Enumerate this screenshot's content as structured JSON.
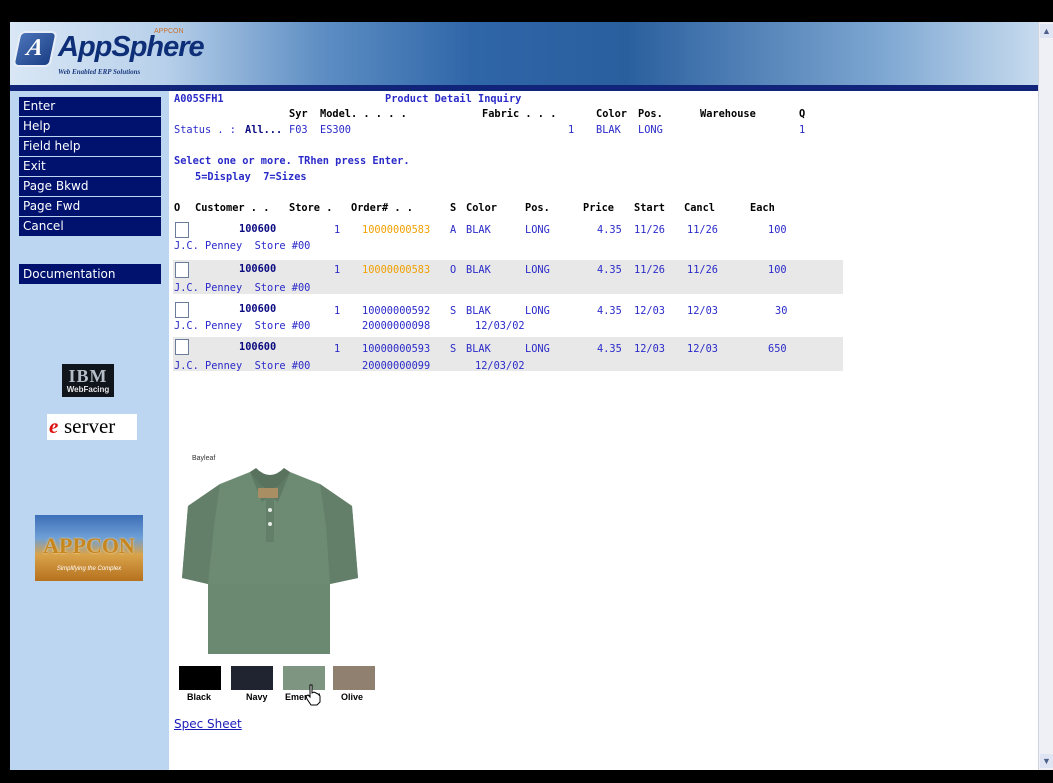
{
  "app": {
    "brand": "AppSphere",
    "brand_mark": "A",
    "brand_vendor": "APPCON",
    "brand_tagline": "Web Enabled ERP Solutions"
  },
  "menu": {
    "items": [
      "Enter",
      "Help",
      "Field help",
      "Exit",
      "Page Bkwd",
      "Page Fwd",
      "Cancel"
    ],
    "documentation": "Documentation"
  },
  "logos": {
    "ibm": "IBM",
    "webfacing": "WebFacing",
    "eserver_e": "e",
    "eserver_text": "server",
    "appcon": "APPCON",
    "appcon_tag": "Simplifying the Complex"
  },
  "screen": {
    "program_id": "A005SFH1",
    "title": "Product Detail Inquiry",
    "field_headers": {
      "syr": "Syr",
      "model": "Model. . . . .",
      "fabric": "Fabric . . .",
      "color": "Color",
      "pos": "Pos.",
      "warehouse": "Warehouse",
      "q": "Q"
    },
    "status_label": "Status . :",
    "status_value": "All...",
    "syr_value": "F03",
    "model_value": "ES300",
    "fabric_value": "1",
    "color_value": "BLAK",
    "pos_value": "LONG",
    "q_value": "1",
    "instruction": "Select one or more. TRhen press Enter.",
    "options": "5=Display  7=Sizes"
  },
  "table": {
    "headers": {
      "o": "O",
      "customer": "Customer . .",
      "store": "Store .",
      "order": "Order# . .",
      "s": "S",
      "color": "Color",
      "pos": "Pos.",
      "price": "Price",
      "start": "Start",
      "cancl": "Cancl",
      "each": "Each"
    },
    "rows": [
      {
        "customer": "100600",
        "store": "1",
        "order": "10000000583",
        "s": "A",
        "color": "BLAK",
        "pos": "LONG",
        "price": "4.35",
        "start": "11/26",
        "cancl": "11/26",
        "each": "100",
        "name": "J.C. Penney  Store #00",
        "ref": "",
        "date": ""
      },
      {
        "customer": "100600",
        "store": "1",
        "order": "10000000583",
        "s": "O",
        "color": "BLAK",
        "pos": "LONG",
        "price": "4.35",
        "start": "11/26",
        "cancl": "11/26",
        "each": "100",
        "name": "J.C. Penney  Store #00",
        "ref": "",
        "date": ""
      },
      {
        "customer": "100600",
        "store": "1",
        "order": "10000000592",
        "s": "S",
        "color": "BLAK",
        "pos": "LONG",
        "price": "4.35",
        "start": "12/03",
        "cancl": "12/03",
        "each": "30",
        "name": "J.C. Penney  Store #00",
        "ref": "20000000098",
        "date": "12/03/02"
      },
      {
        "customer": "100600",
        "store": "1",
        "order": "10000000593",
        "s": "S",
        "color": "BLAK",
        "pos": "LONG",
        "price": "4.35",
        "start": "12/03",
        "cancl": "12/03",
        "each": "650",
        "name": "J.C. Penney  Store #00",
        "ref": "20000000099",
        "date": "12/03/02"
      }
    ]
  },
  "product": {
    "brand": "Bayleaf",
    "swatches": [
      {
        "label": "Black",
        "color": "#000000"
      },
      {
        "label": "Navy",
        "color": "#1f2430"
      },
      {
        "label": "Emerald",
        "color": "#7e9582"
      },
      {
        "label": "Olive",
        "color": "#8f806f"
      }
    ],
    "spec_sheet": "Spec Sheet"
  }
}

───

**What you have to do**. Take the records above and transcribe them exactly, dropping every picture.

**Exercise response**.
Enumerate this screenshot's content as structured JSON.
{
  "app": {
    "brand": "AppSphere",
    "brand_mark": "A",
    "brand_vendor": "APPCON",
    "brand_tagline": "Web Enabled ERP Solutions"
  },
  "menu": {
    "items": [
      "Enter",
      "Help",
      "Field help",
      "Exit",
      "Page Bkwd",
      "Page Fwd",
      "Cancel"
    ],
    "documentation": "Documentation"
  },
  "logos": {
    "ibm": "IBM",
    "webfacing": "WebFacing",
    "eserver_e": "e",
    "eserver_text": "server",
    "appcon": "APPCON",
    "appcon_tag": "Simplifying the Complex"
  },
  "screen": {
    "program_id": "A005SFH1",
    "title": "Product Detail Inquiry",
    "field_headers": {
      "syr": "Syr",
      "model": "Model. . . . .",
      "fabric": "Fabric . . .",
      "color": "Color",
      "pos": "Pos.",
      "warehouse": "Warehouse",
      "q": "Q"
    },
    "status_label": "Status . :",
    "status_value": "All...",
    "syr_value": "F03",
    "model_value": "ES300",
    "fabric_value": "1",
    "color_value": "BLAK",
    "pos_value": "LONG",
    "q_value": "1",
    "instruction": "Select one or more. TRhen press Enter.",
    "options": "5=Display  7=Sizes"
  },
  "table": {
    "headers": {
      "o": "O",
      "customer": "Customer . .",
      "store": "Store .",
      "order": "Order# . .",
      "s": "S",
      "color": "Color",
      "pos": "Pos.",
      "price": "Price",
      "start": "Start",
      "cancl": "Cancl",
      "each": "Each"
    },
    "rows": [
      {
        "customer": "100600",
        "store": "1",
        "order": "10000000583",
        "s": "A",
        "color": "BLAK",
        "pos": "LONG",
        "price": "4.35",
        "start": "11/26",
        "cancl": "11/26",
        "each": "100",
        "name": "J.C. Penney  Store #00",
        "ref": "",
        "date": ""
      },
      {
        "customer": "100600",
        "store": "1",
        "order": "10000000583",
        "s": "O",
        "color": "BLAK",
        "pos": "LONG",
        "price": "4.35",
        "start": "11/26",
        "cancl": "11/26",
        "each": "100",
        "name": "J.C. Penney  Store #00",
        "ref": "",
        "date": ""
      },
      {
        "customer": "100600",
        "store": "1",
        "order": "10000000592",
        "s": "S",
        "color": "BLAK",
        "pos": "LONG",
        "price": "4.35",
        "start": "12/03",
        "cancl": "12/03",
        "each": "30",
        "name": "J.C. Penney  Store #00",
        "ref": "20000000098",
        "date": "12/03/02"
      },
      {
        "customer": "100600",
        "store": "1",
        "order": "10000000593",
        "s": "S",
        "color": "BLAK",
        "pos": "LONG",
        "price": "4.35",
        "start": "12/03",
        "cancl": "12/03",
        "each": "650",
        "name": "J.C. Penney  Store #00",
        "ref": "20000000099",
        "date": "12/03/02"
      }
    ]
  },
  "product": {
    "brand": "Bayleaf",
    "swatches": [
      {
        "label": "Black",
        "color": "#000000"
      },
      {
        "label": "Navy",
        "color": "#1f2430"
      },
      {
        "label": "Emerald",
        "color": "#7e9582"
      },
      {
        "label": "Olive",
        "color": "#8f806f"
      }
    ],
    "spec_sheet": "Spec Sheet"
  }
}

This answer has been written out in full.